Instruction:
The records below should be written out again, exactly.
......
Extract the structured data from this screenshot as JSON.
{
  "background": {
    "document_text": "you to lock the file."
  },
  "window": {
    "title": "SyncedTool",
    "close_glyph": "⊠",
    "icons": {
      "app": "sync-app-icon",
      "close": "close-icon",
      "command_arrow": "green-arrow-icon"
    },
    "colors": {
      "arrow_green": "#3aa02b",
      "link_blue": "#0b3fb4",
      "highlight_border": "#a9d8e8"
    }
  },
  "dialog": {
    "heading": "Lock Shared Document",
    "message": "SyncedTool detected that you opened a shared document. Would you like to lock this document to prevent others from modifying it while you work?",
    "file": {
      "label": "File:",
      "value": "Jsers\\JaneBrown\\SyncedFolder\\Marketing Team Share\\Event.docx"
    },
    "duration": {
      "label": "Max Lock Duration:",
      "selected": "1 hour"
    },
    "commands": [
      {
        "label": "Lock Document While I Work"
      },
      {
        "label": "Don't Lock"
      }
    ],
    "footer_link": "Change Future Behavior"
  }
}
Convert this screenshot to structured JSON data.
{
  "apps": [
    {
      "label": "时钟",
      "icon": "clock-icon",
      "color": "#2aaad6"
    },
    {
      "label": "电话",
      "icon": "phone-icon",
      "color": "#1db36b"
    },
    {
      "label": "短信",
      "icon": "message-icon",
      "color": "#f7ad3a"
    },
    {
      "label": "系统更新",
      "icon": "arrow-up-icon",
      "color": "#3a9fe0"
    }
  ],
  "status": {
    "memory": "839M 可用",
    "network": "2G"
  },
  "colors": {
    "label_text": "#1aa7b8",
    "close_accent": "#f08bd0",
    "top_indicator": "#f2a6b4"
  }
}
......
The output:
Extract the structured data from this screenshot as JSON.
{
  "background": {
    "document_text": "you to lock the file."
  },
  "window": {
    "title": "SyncedTool",
    "close_glyph": "⊠",
    "icons": {
      "app": "sync-app-icon",
      "close": "close-icon",
      "command_arrow": "green-arrow-icon"
    },
    "colors": {
      "arrow_green": "#3aa02b",
      "link_blue": "#0b3fb4",
      "highlight_border": "#a9d8e8"
    }
  },
  "dialog": {
    "heading": "Lock Shared Document",
    "message": "SyncedTool detected that you opened a shared document. Would you like to lock this document to prevent others from modifying it while you work?",
    "file": {
      "label": "File:",
      "value": "Jsers\\JaneBrown\\SyncedFolder\\Marketing Team Share\\Event.docx"
    },
    "duration": {
      "label": "Max Lock Duration:",
      "selected": "1 hour"
    },
    "commands": [
      {
        "label": "Lock Document While I Work"
      },
      {
        "label": "Don't Lock"
      }
    ],
    "footer_link": "Change Future Behavior"
  }
}
Convert this screenshot to structured JSON data.
{
  "apps": [
    {
      "label": "时钟",
      "icon": "clock-icon",
      "color": "#2aaad6"
    },
    {
      "label": "电话",
      "icon": "phone-icon",
      "color": "#1db36b"
    },
    {
      "label": "短信",
      "icon": "message-icon",
      "color": "#f7ad3a"
    },
    {
      "label": "系统更新",
      "icon": "arrow-up-icon",
      "color": "#3a9fe0"
    }
  ],
  "status": {
    "memory": "839M 可用",
    "network": "2G"
  },
  "colors": {
    "label_text": "#1aa7b8",
    "close_accent": "#f08bd0",
    "top_indicator": "#f2a6b4"
  }
}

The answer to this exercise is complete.